- [DO THIS]: Repeat the data that follows, word for word, without the images.

[Records from a collection]
####

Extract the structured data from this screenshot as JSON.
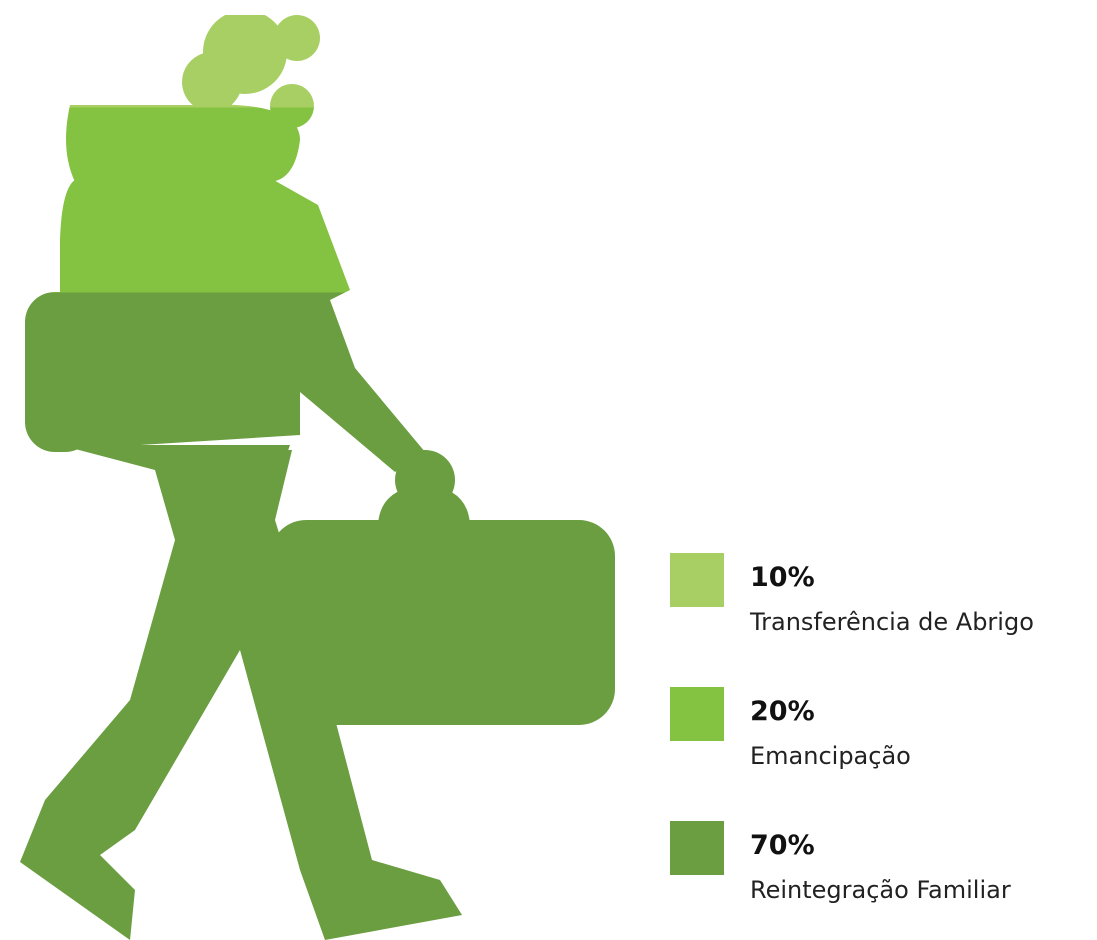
{
  "chart_data": {
    "type": "pictogram",
    "categories": [
      "Transferência de Abrigo",
      "Emancipação",
      "Reintegração Familiar"
    ],
    "values": [
      10,
      20,
      70
    ],
    "value_labels": [
      "10%",
      "20%",
      "70%"
    ],
    "colors": [
      "#a8cf63",
      "#84c241",
      "#6a9e40"
    ]
  }
}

####

- [EXERCISE RESULT]:
Extract the structured data from this screenshot as JSON.
{
  "chart_data": {
    "type": "pictogram",
    "categories": [
      "Transferência de Abrigo",
      "Emancipação",
      "Reintegração Familiar"
    ],
    "values": [
      10,
      20,
      70
    ],
    "value_labels": [
      "10%",
      "20%",
      "70%"
    ],
    "colors": [
      "#a8cf63",
      "#84c241",
      "#6a9e40"
    ]
  }
}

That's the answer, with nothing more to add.